■ Objective
Set down the material once more, exactly as it appears.

(Figure content listings)
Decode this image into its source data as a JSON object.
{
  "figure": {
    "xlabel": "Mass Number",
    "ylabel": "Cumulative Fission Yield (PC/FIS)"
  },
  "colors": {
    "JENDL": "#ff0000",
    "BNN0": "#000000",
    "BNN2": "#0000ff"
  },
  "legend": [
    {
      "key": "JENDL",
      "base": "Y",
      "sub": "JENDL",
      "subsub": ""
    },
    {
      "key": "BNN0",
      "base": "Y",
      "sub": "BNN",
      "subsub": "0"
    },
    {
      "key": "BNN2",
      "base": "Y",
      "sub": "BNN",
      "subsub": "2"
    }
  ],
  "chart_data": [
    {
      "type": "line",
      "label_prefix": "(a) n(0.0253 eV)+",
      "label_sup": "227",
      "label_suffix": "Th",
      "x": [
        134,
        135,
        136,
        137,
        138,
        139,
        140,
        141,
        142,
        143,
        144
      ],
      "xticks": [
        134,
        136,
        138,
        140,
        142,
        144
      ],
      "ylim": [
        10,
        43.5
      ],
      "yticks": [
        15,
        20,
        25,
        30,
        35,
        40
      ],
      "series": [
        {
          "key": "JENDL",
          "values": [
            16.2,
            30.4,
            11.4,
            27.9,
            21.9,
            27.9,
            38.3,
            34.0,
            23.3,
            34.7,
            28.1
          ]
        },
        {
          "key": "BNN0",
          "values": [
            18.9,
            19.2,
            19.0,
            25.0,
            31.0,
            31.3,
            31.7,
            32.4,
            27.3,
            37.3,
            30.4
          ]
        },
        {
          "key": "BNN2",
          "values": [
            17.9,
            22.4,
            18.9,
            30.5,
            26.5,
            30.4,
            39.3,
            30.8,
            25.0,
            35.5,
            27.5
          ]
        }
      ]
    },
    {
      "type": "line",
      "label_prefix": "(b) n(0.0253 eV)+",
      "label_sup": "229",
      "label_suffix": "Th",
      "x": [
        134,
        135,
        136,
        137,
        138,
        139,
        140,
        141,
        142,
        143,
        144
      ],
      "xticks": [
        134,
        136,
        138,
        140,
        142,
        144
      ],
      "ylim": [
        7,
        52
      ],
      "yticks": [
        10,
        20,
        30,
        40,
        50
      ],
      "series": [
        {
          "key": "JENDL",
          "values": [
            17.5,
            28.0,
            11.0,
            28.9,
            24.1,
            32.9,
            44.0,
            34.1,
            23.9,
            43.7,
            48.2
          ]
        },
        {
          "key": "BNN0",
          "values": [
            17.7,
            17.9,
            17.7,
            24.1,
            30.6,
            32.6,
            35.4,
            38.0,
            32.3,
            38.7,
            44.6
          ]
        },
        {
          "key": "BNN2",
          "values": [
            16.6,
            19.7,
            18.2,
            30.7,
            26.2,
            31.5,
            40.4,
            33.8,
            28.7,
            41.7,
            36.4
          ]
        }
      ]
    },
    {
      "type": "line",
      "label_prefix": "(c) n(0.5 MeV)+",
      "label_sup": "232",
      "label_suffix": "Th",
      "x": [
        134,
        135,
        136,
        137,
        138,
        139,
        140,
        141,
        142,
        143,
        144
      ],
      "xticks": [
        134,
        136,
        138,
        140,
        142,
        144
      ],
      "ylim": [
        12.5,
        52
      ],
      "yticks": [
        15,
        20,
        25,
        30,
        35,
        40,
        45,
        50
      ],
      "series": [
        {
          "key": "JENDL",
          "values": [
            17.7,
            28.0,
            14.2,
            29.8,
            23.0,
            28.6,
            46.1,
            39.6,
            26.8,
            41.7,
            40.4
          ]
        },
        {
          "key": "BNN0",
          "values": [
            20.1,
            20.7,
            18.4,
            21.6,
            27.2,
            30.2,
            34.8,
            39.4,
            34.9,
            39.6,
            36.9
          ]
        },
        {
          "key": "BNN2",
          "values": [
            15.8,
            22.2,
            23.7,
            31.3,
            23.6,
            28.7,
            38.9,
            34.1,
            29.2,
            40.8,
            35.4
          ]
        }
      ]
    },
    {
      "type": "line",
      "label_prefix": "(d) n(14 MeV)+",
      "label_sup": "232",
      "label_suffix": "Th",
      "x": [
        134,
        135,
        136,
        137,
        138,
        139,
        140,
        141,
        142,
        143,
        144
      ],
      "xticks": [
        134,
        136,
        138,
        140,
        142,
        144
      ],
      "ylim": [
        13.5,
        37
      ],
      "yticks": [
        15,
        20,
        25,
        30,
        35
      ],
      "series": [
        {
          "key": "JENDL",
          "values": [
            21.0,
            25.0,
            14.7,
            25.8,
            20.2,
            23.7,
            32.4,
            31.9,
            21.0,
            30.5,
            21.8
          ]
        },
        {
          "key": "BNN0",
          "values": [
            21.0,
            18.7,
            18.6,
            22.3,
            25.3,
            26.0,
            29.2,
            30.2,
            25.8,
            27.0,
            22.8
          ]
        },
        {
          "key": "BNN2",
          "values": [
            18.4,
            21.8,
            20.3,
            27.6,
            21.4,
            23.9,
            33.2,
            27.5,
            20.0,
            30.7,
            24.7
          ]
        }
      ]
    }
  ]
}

■ Result of the task
Decode this image into its source data as a JSON object.
{
  "figure": {
    "xlabel": "Mass Number",
    "ylabel": "Cumulative Fission Yield (PC/FIS)"
  },
  "colors": {
    "JENDL": "#ff0000",
    "BNN0": "#000000",
    "BNN2": "#0000ff"
  },
  "legend": [
    {
      "key": "JENDL",
      "base": "Y",
      "sub": "JENDL",
      "subsub": ""
    },
    {
      "key": "BNN0",
      "base": "Y",
      "sub": "BNN",
      "subsub": "0"
    },
    {
      "key": "BNN2",
      "base": "Y",
      "sub": "BNN",
      "subsub": "2"
    }
  ],
  "chart_data": [
    {
      "type": "line",
      "label_prefix": "(a) n(0.0253 eV)+",
      "label_sup": "227",
      "label_suffix": "Th",
      "x": [
        134,
        135,
        136,
        137,
        138,
        139,
        140,
        141,
        142,
        143,
        144
      ],
      "xticks": [
        134,
        136,
        138,
        140,
        142,
        144
      ],
      "ylim": [
        10,
        43.5
      ],
      "yticks": [
        15,
        20,
        25,
        30,
        35,
        40
      ],
      "series": [
        {
          "key": "JENDL",
          "values": [
            16.2,
            30.4,
            11.4,
            27.9,
            21.9,
            27.9,
            38.3,
            34.0,
            23.3,
            34.7,
            28.1
          ]
        },
        {
          "key": "BNN0",
          "values": [
            18.9,
            19.2,
            19.0,
            25.0,
            31.0,
            31.3,
            31.7,
            32.4,
            27.3,
            37.3,
            30.4
          ]
        },
        {
          "key": "BNN2",
          "values": [
            17.9,
            22.4,
            18.9,
            30.5,
            26.5,
            30.4,
            39.3,
            30.8,
            25.0,
            35.5,
            27.5
          ]
        }
      ]
    },
    {
      "type": "line",
      "label_prefix": "(b) n(0.0253 eV)+",
      "label_sup": "229",
      "label_suffix": "Th",
      "x": [
        134,
        135,
        136,
        137,
        138,
        139,
        140,
        141,
        142,
        143,
        144
      ],
      "xticks": [
        134,
        136,
        138,
        140,
        142,
        144
      ],
      "ylim": [
        7,
        52
      ],
      "yticks": [
        10,
        20,
        30,
        40,
        50
      ],
      "series": [
        {
          "key": "JENDL",
          "values": [
            17.5,
            28.0,
            11.0,
            28.9,
            24.1,
            32.9,
            44.0,
            34.1,
            23.9,
            43.7,
            48.2
          ]
        },
        {
          "key": "BNN0",
          "values": [
            17.7,
            17.9,
            17.7,
            24.1,
            30.6,
            32.6,
            35.4,
            38.0,
            32.3,
            38.7,
            44.6
          ]
        },
        {
          "key": "BNN2",
          "values": [
            16.6,
            19.7,
            18.2,
            30.7,
            26.2,
            31.5,
            40.4,
            33.8,
            28.7,
            41.7,
            36.4
          ]
        }
      ]
    },
    {
      "type": "line",
      "label_prefix": "(c) n(0.5 MeV)+",
      "label_sup": "232",
      "label_suffix": "Th",
      "x": [
        134,
        135,
        136,
        137,
        138,
        139,
        140,
        141,
        142,
        143,
        144
      ],
      "xticks": [
        134,
        136,
        138,
        140,
        142,
        144
      ],
      "ylim": [
        12.5,
        52
      ],
      "yticks": [
        15,
        20,
        25,
        30,
        35,
        40,
        45,
        50
      ],
      "series": [
        {
          "key": "JENDL",
          "values": [
            17.7,
            28.0,
            14.2,
            29.8,
            23.0,
            28.6,
            46.1,
            39.6,
            26.8,
            41.7,
            40.4
          ]
        },
        {
          "key": "BNN0",
          "values": [
            20.1,
            20.7,
            18.4,
            21.6,
            27.2,
            30.2,
            34.8,
            39.4,
            34.9,
            39.6,
            36.9
          ]
        },
        {
          "key": "BNN2",
          "values": [
            15.8,
            22.2,
            23.7,
            31.3,
            23.6,
            28.7,
            38.9,
            34.1,
            29.2,
            40.8,
            35.4
          ]
        }
      ]
    },
    {
      "type": "line",
      "label_prefix": "(d) n(14 MeV)+",
      "label_sup": "232",
      "label_suffix": "Th",
      "x": [
        134,
        135,
        136,
        137,
        138,
        139,
        140,
        141,
        142,
        143,
        144
      ],
      "xticks": [
        134,
        136,
        138,
        140,
        142,
        144
      ],
      "ylim": [
        13.5,
        37
      ],
      "yticks": [
        15,
        20,
        25,
        30,
        35
      ],
      "series": [
        {
          "key": "JENDL",
          "values": [
            21.0,
            25.0,
            14.7,
            25.8,
            20.2,
            23.7,
            32.4,
            31.9,
            21.0,
            30.5,
            21.8
          ]
        },
        {
          "key": "BNN0",
          "values": [
            21.0,
            18.7,
            18.6,
            22.3,
            25.3,
            26.0,
            29.2,
            30.2,
            25.8,
            27.0,
            22.8
          ]
        },
        {
          "key": "BNN2",
          "values": [
            18.4,
            21.8,
            20.3,
            27.6,
            21.4,
            23.9,
            33.2,
            27.5,
            20.0,
            30.7,
            24.7
          ]
        }
      ]
    }
  ]
}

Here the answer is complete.